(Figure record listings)

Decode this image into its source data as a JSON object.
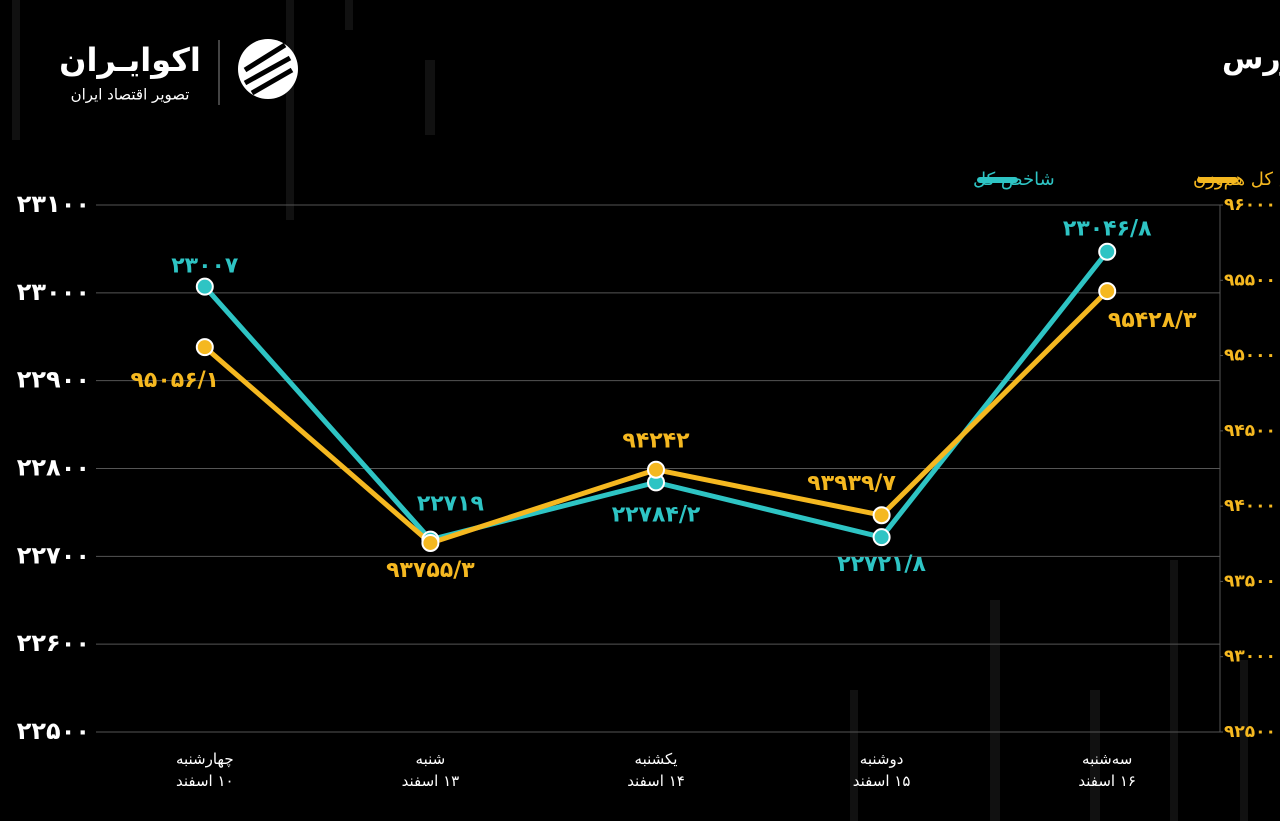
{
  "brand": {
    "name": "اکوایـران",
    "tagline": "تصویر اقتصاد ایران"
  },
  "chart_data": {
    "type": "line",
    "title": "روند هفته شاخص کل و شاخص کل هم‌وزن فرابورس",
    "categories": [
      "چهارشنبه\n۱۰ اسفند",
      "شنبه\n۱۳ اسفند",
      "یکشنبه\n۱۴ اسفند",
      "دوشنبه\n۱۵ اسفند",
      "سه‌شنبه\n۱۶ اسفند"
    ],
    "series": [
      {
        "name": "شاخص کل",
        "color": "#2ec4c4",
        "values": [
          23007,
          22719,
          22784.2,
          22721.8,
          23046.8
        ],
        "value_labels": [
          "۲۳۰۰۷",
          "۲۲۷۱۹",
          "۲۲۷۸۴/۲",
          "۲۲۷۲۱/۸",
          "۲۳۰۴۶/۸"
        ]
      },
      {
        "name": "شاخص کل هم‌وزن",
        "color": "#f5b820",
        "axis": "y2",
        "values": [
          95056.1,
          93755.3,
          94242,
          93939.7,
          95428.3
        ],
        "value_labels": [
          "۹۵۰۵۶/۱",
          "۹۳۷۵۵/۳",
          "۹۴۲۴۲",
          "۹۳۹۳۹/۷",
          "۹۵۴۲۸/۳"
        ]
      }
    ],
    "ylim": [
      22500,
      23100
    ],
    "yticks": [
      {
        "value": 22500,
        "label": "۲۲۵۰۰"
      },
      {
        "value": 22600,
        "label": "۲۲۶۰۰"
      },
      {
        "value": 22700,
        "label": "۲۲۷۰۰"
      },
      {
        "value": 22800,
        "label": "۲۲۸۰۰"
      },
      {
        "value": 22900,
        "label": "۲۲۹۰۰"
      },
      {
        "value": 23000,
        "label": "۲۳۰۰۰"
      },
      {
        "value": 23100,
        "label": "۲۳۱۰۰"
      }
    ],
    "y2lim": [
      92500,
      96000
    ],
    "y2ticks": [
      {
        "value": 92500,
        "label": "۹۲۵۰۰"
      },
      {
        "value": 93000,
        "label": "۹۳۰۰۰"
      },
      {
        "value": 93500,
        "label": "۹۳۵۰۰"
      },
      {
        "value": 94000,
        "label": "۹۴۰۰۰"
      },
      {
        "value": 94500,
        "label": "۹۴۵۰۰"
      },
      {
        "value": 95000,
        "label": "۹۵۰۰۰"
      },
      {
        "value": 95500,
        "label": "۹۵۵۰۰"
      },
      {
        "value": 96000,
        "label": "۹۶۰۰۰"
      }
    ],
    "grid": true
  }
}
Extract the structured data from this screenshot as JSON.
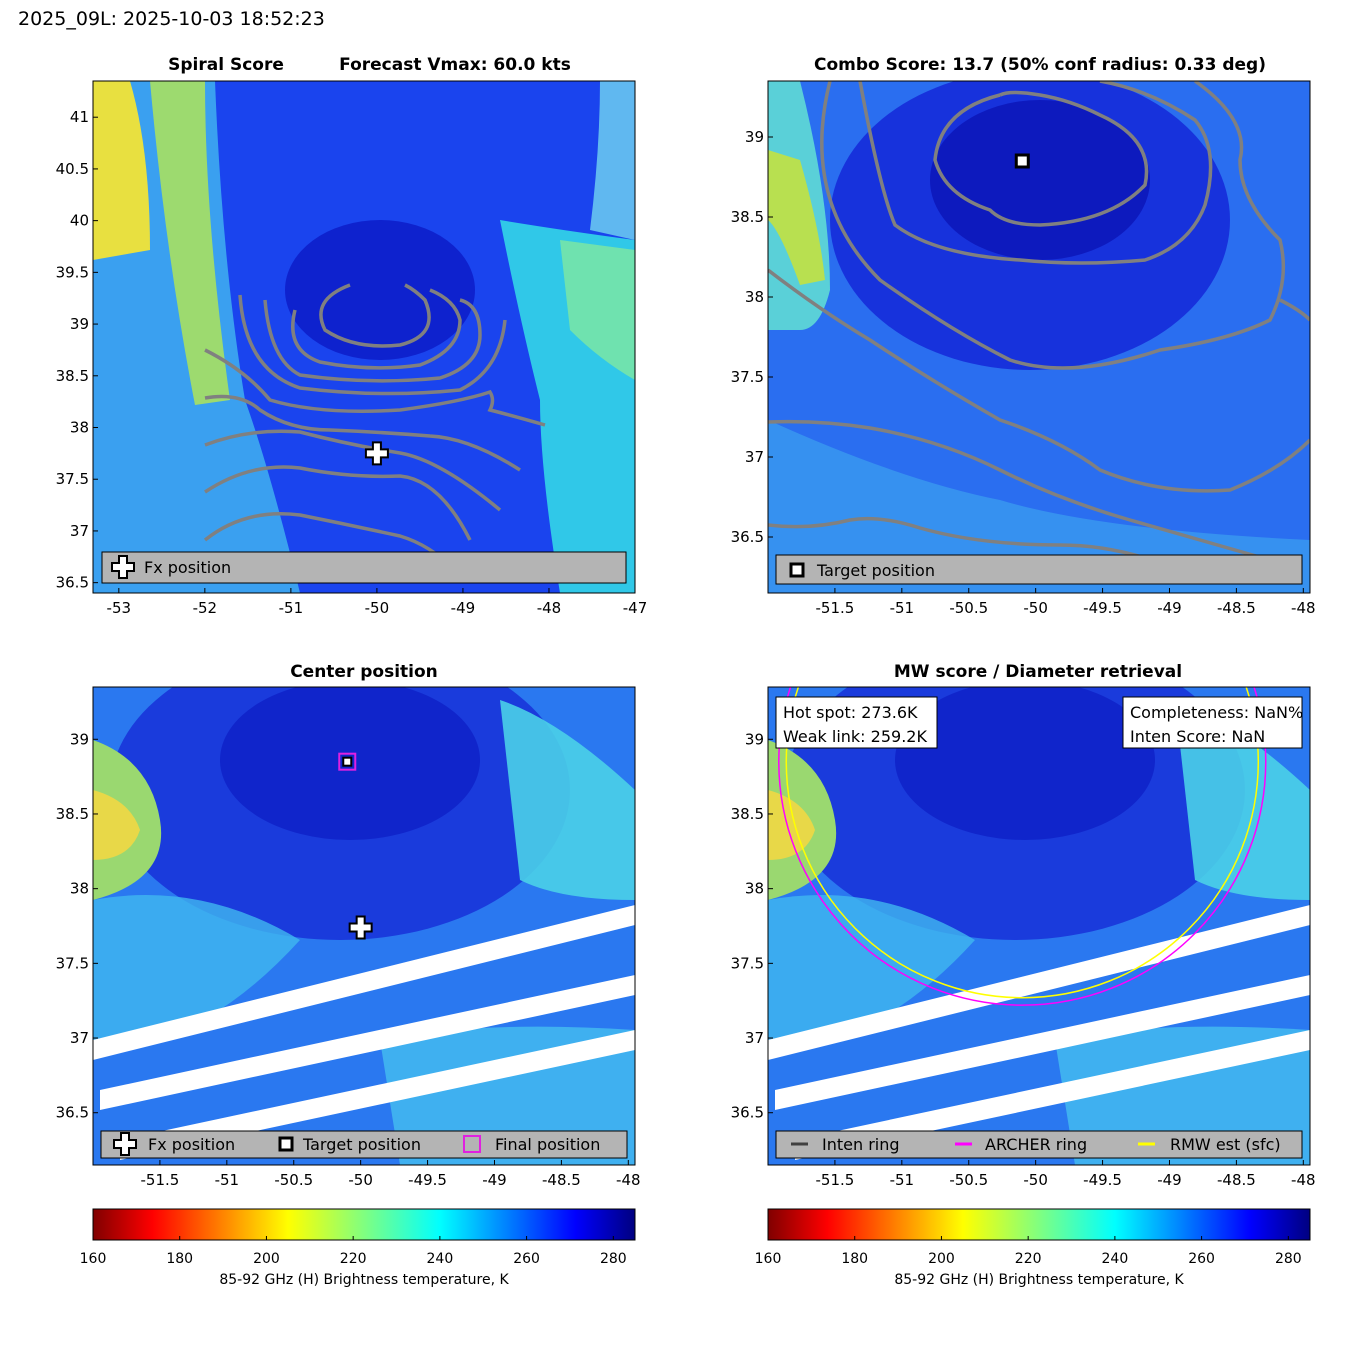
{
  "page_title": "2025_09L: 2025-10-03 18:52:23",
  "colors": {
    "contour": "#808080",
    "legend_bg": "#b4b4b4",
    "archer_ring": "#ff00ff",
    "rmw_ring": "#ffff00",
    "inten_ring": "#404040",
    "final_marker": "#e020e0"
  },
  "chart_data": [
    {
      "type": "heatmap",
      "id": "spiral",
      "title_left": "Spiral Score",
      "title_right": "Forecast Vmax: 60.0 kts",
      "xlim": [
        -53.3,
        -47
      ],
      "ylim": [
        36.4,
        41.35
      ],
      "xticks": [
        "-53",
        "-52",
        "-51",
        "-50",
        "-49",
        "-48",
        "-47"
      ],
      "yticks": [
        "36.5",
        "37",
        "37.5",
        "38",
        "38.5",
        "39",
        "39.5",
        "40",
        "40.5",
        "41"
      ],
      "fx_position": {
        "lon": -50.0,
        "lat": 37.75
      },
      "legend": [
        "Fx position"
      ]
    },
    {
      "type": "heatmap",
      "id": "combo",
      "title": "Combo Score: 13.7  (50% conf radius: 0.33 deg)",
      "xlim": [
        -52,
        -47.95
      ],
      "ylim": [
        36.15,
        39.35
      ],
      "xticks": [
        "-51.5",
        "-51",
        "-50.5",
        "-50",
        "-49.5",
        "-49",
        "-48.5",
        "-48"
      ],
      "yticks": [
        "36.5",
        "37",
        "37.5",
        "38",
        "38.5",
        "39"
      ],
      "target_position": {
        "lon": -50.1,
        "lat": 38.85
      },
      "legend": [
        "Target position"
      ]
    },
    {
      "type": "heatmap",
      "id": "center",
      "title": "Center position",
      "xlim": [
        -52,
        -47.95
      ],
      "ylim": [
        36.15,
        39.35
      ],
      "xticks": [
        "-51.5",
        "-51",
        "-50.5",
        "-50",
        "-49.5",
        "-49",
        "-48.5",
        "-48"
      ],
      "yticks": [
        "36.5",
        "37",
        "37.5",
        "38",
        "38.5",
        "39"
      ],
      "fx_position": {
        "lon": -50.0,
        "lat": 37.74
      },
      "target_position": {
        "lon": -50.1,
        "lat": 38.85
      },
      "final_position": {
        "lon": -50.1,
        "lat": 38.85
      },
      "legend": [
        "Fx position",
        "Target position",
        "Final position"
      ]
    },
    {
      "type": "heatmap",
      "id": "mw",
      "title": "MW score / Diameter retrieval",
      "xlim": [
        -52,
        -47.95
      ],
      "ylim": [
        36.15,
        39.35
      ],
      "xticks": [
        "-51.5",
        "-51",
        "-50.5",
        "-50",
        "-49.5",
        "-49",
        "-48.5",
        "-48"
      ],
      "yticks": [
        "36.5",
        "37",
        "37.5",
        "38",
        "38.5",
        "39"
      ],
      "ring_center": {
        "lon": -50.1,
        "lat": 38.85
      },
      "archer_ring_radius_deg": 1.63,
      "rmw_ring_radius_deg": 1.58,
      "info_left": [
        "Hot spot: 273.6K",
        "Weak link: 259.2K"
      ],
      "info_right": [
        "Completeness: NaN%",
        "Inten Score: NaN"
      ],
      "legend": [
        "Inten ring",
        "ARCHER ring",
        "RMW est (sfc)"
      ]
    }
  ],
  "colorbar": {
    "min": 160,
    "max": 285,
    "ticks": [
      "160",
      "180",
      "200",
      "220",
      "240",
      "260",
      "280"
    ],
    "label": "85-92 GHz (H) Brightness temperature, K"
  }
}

--

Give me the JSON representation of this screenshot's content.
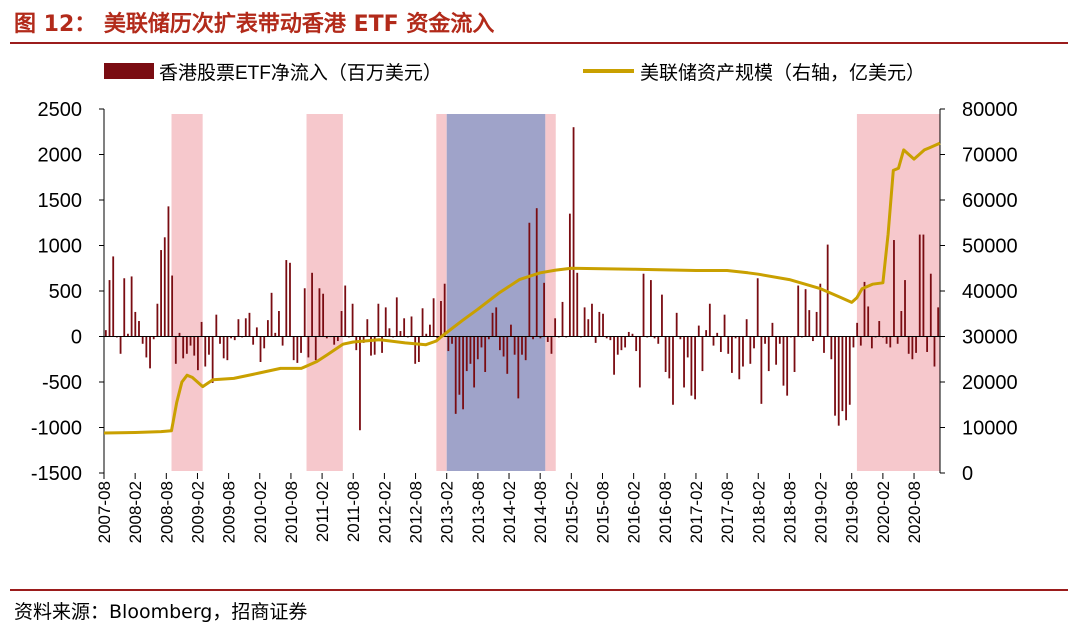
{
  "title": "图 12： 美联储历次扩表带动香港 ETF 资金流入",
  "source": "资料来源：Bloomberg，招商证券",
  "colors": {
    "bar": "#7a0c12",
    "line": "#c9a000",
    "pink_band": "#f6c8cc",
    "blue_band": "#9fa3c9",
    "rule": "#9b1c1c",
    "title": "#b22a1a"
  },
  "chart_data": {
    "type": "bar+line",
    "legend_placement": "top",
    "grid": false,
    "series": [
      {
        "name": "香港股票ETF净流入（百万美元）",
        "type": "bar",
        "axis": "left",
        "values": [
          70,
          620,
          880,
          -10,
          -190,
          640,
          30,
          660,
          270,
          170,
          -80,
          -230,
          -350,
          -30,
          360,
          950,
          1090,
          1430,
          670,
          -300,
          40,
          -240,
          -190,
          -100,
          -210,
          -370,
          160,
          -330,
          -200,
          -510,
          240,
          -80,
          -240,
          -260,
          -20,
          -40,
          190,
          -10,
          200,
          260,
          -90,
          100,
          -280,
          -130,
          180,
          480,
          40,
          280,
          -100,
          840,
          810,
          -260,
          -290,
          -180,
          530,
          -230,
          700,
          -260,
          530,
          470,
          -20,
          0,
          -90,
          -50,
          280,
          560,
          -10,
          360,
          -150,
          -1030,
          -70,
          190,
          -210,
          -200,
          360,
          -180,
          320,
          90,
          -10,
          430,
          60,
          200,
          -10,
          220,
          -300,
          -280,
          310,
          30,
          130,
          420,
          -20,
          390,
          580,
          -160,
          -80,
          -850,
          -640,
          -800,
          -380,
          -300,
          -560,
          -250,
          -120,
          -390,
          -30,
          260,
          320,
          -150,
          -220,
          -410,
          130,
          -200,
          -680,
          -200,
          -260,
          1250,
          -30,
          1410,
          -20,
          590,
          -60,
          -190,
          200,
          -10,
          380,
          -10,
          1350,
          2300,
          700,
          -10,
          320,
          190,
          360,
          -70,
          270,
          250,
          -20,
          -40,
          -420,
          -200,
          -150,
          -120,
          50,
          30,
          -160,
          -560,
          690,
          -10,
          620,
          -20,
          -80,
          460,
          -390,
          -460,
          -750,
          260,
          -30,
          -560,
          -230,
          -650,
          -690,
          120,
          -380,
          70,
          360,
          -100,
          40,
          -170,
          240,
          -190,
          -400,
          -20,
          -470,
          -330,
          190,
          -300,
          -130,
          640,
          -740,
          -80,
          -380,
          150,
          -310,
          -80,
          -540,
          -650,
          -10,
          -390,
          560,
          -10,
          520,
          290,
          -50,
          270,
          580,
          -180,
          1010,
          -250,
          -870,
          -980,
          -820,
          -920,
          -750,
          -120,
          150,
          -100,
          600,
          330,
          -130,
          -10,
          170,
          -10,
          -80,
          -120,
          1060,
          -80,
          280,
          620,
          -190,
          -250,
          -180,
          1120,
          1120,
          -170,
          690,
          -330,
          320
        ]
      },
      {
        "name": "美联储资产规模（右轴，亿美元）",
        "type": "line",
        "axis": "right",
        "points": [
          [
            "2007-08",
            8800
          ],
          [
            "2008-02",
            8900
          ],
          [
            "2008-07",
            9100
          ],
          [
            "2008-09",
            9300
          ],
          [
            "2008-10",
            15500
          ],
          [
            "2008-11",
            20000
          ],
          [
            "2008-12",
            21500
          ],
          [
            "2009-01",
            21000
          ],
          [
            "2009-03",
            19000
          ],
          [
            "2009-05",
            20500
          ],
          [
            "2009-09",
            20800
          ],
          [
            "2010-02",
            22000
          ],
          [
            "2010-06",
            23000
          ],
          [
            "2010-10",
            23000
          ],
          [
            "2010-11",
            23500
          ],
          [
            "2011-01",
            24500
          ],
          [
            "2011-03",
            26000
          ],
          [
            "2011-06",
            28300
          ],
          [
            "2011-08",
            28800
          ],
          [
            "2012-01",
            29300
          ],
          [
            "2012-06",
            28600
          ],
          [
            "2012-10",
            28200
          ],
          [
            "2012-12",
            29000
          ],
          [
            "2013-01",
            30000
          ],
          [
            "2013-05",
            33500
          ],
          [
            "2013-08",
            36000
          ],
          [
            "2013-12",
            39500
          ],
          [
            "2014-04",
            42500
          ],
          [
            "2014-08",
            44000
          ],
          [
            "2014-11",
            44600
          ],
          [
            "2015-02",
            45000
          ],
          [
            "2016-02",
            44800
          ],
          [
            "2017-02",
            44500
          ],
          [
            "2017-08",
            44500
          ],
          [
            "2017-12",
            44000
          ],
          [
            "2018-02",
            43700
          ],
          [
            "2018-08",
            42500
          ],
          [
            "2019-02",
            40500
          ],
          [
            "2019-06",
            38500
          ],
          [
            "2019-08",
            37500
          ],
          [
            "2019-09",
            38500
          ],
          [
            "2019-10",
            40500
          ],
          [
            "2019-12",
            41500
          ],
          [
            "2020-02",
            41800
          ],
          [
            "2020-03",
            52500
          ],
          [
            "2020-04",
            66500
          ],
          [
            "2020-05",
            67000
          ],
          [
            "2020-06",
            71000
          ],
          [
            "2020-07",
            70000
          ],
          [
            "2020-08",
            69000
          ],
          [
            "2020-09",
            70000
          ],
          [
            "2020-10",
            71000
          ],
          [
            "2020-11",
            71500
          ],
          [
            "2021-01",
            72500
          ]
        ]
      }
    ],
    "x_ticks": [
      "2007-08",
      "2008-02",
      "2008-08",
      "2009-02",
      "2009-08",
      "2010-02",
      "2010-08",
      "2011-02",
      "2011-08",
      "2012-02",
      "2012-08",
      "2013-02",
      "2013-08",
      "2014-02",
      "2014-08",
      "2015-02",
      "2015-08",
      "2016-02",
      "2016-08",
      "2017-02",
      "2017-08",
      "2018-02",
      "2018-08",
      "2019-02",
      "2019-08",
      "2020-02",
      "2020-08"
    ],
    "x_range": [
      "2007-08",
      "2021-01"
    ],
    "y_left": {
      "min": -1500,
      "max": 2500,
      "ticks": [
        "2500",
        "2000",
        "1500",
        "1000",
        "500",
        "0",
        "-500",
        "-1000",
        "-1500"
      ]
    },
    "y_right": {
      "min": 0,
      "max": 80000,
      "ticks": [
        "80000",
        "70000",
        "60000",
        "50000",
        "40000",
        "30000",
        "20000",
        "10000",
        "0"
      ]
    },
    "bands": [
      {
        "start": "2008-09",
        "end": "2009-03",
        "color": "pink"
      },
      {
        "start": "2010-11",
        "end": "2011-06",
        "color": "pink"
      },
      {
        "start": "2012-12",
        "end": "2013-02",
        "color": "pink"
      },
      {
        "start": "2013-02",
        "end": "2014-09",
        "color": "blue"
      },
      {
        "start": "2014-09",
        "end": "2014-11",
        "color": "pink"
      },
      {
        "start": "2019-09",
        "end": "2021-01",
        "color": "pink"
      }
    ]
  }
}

> [YOUR OBJECTIVE] Note every line above where the string "اسفند" shows up, and copy those lines.

> [EXERCISE OUTPUT]
      "چهارشنبه\n۱۰ اسفند",
      "شنبه\n۱۳ اسفند",
      "یکشنبه\n۱۴ اسفند",
      "دوشنبه\n۱۵ اسفند",
      "سه‌شنبه\n۱۶ اسفند"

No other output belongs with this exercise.